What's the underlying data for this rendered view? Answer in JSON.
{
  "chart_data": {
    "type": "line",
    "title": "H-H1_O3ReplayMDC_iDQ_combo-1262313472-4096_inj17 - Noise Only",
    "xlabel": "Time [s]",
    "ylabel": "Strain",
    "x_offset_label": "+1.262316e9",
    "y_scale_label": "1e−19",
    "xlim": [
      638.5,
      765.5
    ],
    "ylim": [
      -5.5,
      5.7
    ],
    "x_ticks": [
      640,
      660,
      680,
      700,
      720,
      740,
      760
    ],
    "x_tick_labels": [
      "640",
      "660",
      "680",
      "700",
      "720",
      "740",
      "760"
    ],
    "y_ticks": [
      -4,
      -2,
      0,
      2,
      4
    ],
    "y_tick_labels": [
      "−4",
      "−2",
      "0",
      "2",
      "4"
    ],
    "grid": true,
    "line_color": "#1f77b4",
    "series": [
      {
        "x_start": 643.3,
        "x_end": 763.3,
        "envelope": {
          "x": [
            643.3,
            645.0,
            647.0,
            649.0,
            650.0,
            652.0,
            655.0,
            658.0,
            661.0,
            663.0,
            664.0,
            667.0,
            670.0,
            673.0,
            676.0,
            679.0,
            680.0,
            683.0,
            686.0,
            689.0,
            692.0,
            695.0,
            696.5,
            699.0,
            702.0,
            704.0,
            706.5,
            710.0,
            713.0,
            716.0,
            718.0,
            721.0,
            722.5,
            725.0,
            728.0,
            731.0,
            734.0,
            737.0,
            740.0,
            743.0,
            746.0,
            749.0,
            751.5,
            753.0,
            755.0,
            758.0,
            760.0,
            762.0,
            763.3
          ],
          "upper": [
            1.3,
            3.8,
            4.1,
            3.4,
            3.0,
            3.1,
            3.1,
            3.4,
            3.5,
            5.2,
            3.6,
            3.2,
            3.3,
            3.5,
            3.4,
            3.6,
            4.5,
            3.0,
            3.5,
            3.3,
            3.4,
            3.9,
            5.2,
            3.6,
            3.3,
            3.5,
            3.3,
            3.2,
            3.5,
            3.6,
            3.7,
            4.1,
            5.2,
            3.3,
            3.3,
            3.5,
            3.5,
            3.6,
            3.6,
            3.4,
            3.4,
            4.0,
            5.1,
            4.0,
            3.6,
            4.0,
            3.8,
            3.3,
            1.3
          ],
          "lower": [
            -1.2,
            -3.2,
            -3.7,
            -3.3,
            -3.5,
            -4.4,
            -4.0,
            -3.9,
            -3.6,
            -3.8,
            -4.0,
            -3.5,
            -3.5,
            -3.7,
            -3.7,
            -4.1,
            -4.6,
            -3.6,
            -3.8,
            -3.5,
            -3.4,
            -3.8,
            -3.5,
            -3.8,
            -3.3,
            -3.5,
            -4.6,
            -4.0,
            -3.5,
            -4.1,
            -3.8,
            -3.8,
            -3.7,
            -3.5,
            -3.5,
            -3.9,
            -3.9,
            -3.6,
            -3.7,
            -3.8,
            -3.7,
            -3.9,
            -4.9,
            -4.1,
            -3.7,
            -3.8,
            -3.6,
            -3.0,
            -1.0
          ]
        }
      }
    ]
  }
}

====================

Task details: Output the listing above word for word.

Completed task:
What's the underlying data for this rendered view? Answer in JSON.
{
  "chart_data": {
    "type": "line",
    "title": "H-H1_O3ReplayMDC_iDQ_combo-1262313472-4096_inj17 - Noise Only",
    "xlabel": "Time [s]",
    "ylabel": "Strain",
    "x_offset_label": "+1.262316e9",
    "y_scale_label": "1e−19",
    "xlim": [
      638.5,
      765.5
    ],
    "ylim": [
      -5.5,
      5.7
    ],
    "x_ticks": [
      640,
      660,
      680,
      700,
      720,
      740,
      760
    ],
    "x_tick_labels": [
      "640",
      "660",
      "680",
      "700",
      "720",
      "740",
      "760"
    ],
    "y_ticks": [
      -4,
      -2,
      0,
      2,
      4
    ],
    "y_tick_labels": [
      "−4",
      "−2",
      "0",
      "2",
      "4"
    ],
    "grid": true,
    "line_color": "#1f77b4",
    "series": [
      {
        "x_start": 643.3,
        "x_end": 763.3,
        "envelope": {
          "x": [
            643.3,
            645.0,
            647.0,
            649.0,
            650.0,
            652.0,
            655.0,
            658.0,
            661.0,
            663.0,
            664.0,
            667.0,
            670.0,
            673.0,
            676.0,
            679.0,
            680.0,
            683.0,
            686.0,
            689.0,
            692.0,
            695.0,
            696.5,
            699.0,
            702.0,
            704.0,
            706.5,
            710.0,
            713.0,
            716.0,
            718.0,
            721.0,
            722.5,
            725.0,
            728.0,
            731.0,
            734.0,
            737.0,
            740.0,
            743.0,
            746.0,
            749.0,
            751.5,
            753.0,
            755.0,
            758.0,
            760.0,
            762.0,
            763.3
          ],
          "upper": [
            1.3,
            3.8,
            4.1,
            3.4,
            3.0,
            3.1,
            3.1,
            3.4,
            3.5,
            5.2,
            3.6,
            3.2,
            3.3,
            3.5,
            3.4,
            3.6,
            4.5,
            3.0,
            3.5,
            3.3,
            3.4,
            3.9,
            5.2,
            3.6,
            3.3,
            3.5,
            3.3,
            3.2,
            3.5,
            3.6,
            3.7,
            4.1,
            5.2,
            3.3,
            3.3,
            3.5,
            3.5,
            3.6,
            3.6,
            3.4,
            3.4,
            4.0,
            5.1,
            4.0,
            3.6,
            4.0,
            3.8,
            3.3,
            1.3
          ],
          "lower": [
            -1.2,
            -3.2,
            -3.7,
            -3.3,
            -3.5,
            -4.4,
            -4.0,
            -3.9,
            -3.6,
            -3.8,
            -4.0,
            -3.5,
            -3.5,
            -3.7,
            -3.7,
            -4.1,
            -4.6,
            -3.6,
            -3.8,
            -3.5,
            -3.4,
            -3.8,
            -3.5,
            -3.8,
            -3.3,
            -3.5,
            -4.6,
            -4.0,
            -3.5,
            -4.1,
            -3.8,
            -3.8,
            -3.7,
            -3.5,
            -3.5,
            -3.9,
            -3.9,
            -3.6,
            -3.7,
            -3.8,
            -3.7,
            -3.9,
            -4.9,
            -4.1,
            -3.7,
            -3.8,
            -3.6,
            -3.0,
            -1.0
          ]
        }
      }
    ]
  }
}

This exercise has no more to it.